Data entries

________

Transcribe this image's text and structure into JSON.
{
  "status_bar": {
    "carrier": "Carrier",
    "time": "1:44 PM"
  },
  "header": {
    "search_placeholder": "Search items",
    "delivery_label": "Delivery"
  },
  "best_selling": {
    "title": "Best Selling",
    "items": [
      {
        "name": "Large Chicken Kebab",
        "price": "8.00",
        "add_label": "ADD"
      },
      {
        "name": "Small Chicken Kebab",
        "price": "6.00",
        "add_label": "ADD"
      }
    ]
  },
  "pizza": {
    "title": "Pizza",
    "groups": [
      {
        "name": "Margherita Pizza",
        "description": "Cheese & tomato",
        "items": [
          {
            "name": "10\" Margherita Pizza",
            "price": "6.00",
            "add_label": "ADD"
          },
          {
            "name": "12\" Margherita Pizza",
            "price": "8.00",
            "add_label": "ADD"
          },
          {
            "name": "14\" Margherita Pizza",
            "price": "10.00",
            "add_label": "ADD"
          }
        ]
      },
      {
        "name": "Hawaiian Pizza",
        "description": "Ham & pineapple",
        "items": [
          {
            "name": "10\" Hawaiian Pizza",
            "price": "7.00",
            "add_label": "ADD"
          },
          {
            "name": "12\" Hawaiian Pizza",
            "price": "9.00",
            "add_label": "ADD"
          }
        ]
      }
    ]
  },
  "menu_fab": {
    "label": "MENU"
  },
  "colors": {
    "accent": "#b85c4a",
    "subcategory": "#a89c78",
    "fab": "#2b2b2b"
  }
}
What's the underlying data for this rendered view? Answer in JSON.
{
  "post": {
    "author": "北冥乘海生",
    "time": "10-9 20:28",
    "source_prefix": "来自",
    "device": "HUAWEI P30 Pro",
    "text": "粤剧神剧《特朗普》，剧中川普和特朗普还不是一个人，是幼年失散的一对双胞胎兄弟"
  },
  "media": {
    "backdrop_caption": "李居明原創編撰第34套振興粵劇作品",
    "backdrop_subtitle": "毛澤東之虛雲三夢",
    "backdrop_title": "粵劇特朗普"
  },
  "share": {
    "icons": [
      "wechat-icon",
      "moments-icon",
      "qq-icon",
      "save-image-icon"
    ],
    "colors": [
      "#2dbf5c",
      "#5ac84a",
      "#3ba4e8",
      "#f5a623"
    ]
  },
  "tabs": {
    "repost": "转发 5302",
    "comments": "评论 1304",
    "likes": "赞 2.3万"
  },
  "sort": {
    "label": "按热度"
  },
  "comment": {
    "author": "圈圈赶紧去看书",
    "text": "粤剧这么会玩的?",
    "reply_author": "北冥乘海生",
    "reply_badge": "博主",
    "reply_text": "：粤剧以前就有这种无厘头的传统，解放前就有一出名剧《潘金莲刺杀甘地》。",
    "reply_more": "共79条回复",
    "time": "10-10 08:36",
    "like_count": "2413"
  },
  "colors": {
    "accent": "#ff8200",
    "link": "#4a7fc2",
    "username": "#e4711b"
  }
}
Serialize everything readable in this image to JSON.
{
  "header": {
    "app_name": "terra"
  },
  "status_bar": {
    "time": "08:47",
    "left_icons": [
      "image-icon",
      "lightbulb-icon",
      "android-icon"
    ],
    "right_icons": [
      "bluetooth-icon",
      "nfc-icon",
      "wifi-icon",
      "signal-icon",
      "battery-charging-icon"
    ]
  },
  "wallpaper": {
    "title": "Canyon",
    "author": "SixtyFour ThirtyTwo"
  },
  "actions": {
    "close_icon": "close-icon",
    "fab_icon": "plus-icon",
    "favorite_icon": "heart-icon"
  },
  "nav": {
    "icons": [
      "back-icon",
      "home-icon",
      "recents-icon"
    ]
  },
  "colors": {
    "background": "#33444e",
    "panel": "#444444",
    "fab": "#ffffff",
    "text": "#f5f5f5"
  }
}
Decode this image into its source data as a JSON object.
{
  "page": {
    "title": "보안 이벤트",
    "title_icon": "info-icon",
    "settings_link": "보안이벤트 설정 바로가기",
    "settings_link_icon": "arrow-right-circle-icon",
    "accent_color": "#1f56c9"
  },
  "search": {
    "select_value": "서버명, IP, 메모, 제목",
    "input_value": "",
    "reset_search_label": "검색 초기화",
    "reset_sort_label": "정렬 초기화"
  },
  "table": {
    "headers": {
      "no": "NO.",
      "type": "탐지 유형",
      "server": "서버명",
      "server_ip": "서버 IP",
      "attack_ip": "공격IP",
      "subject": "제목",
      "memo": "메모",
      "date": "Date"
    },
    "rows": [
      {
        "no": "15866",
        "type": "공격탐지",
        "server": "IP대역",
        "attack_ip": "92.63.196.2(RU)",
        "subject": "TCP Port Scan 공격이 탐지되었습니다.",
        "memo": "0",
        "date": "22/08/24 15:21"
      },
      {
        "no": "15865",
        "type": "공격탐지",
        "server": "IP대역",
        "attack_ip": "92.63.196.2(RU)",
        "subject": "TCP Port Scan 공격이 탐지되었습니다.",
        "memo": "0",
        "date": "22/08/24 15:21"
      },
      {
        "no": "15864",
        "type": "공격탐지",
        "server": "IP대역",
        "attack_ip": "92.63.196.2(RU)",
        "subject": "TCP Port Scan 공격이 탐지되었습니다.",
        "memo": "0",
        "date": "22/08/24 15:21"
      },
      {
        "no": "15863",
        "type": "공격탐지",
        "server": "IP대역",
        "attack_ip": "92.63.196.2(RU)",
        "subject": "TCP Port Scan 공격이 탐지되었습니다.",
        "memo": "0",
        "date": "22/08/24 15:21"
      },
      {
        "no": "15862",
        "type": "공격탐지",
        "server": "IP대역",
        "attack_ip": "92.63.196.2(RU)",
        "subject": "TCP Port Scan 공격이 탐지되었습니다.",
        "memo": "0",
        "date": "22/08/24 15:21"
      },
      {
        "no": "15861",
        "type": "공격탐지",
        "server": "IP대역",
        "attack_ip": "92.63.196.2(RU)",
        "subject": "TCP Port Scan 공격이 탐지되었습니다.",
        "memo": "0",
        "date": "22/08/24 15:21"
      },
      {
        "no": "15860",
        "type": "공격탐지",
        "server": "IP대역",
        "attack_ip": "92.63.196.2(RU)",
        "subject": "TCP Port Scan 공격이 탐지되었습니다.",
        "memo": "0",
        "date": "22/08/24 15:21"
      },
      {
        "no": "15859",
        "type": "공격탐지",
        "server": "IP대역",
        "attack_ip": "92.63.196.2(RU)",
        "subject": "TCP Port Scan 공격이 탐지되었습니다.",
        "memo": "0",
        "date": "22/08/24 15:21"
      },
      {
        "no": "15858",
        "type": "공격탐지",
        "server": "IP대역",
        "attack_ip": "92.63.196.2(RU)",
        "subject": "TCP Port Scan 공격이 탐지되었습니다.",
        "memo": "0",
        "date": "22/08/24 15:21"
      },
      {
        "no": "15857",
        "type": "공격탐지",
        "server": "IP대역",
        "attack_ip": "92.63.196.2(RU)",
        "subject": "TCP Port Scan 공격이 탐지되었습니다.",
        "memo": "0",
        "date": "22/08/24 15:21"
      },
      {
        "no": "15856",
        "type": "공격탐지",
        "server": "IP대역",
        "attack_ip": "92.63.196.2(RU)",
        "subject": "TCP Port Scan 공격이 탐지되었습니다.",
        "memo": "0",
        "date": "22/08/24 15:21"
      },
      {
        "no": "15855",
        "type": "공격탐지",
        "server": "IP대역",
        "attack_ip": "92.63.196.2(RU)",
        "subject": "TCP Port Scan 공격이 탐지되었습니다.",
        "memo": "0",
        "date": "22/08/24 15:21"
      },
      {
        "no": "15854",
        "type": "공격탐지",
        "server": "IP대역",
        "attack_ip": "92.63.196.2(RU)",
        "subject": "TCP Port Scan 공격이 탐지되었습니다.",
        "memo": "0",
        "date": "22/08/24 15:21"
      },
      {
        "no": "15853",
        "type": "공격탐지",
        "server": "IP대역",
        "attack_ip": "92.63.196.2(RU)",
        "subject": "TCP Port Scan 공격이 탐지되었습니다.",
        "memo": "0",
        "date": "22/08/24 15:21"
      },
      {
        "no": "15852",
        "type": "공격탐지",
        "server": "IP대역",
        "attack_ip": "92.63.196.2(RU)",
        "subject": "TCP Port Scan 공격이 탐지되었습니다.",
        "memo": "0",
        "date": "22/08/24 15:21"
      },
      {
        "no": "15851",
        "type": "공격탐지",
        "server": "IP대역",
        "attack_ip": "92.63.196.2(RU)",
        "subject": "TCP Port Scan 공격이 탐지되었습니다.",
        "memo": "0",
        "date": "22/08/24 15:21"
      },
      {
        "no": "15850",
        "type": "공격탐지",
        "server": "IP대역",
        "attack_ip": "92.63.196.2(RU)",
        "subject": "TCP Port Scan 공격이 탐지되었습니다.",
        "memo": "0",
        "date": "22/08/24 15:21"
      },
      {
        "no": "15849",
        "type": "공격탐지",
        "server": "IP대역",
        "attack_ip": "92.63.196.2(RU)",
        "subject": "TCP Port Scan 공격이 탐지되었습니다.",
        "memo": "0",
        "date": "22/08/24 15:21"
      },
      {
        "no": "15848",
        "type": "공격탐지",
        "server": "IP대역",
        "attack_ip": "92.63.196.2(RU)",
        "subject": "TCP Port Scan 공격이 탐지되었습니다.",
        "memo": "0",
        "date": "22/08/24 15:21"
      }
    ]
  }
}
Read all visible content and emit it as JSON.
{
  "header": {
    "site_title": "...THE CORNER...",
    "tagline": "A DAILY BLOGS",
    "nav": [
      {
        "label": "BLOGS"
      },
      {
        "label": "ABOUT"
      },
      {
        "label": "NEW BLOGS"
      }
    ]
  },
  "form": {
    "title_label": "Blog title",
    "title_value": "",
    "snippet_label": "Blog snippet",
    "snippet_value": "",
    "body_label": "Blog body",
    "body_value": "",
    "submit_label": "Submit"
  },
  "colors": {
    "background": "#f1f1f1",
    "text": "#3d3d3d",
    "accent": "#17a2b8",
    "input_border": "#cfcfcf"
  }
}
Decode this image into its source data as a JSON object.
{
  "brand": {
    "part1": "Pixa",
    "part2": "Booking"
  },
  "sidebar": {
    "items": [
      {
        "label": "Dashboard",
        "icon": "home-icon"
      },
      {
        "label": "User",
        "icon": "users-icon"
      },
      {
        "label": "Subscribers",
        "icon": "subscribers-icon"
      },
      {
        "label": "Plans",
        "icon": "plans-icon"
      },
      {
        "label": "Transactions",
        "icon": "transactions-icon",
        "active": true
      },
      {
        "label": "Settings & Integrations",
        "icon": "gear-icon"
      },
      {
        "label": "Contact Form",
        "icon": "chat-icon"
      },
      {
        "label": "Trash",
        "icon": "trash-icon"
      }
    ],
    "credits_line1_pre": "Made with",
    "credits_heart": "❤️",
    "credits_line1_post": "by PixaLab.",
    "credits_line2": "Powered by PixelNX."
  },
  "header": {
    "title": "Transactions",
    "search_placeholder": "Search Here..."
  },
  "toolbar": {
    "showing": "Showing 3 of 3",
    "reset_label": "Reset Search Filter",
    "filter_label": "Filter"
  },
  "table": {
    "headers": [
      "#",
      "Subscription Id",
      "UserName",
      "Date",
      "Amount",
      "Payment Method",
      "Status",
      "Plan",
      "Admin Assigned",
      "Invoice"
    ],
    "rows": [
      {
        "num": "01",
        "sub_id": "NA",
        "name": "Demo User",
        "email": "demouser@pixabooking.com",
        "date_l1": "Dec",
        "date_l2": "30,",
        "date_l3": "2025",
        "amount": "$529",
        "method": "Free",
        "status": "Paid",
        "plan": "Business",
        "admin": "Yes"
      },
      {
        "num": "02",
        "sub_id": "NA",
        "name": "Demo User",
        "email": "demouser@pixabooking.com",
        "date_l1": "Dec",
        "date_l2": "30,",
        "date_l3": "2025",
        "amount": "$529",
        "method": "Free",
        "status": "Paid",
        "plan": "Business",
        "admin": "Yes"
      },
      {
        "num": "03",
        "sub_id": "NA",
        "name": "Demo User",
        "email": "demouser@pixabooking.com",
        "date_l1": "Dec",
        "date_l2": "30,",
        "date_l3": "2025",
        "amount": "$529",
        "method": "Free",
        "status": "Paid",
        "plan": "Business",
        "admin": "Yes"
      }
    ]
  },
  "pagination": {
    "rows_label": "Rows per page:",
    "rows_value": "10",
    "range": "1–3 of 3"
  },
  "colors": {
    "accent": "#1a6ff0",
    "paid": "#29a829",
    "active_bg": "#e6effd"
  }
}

________

Pick out all lines from the data above in which the word "Margherita" appears.

Complete response:
        "name": "Margherita Pizza",
            "name": "10\" Margherita Pizza",
            "name": "12\" Margherita Pizza",
            "name": "14\" Margherita Pizza",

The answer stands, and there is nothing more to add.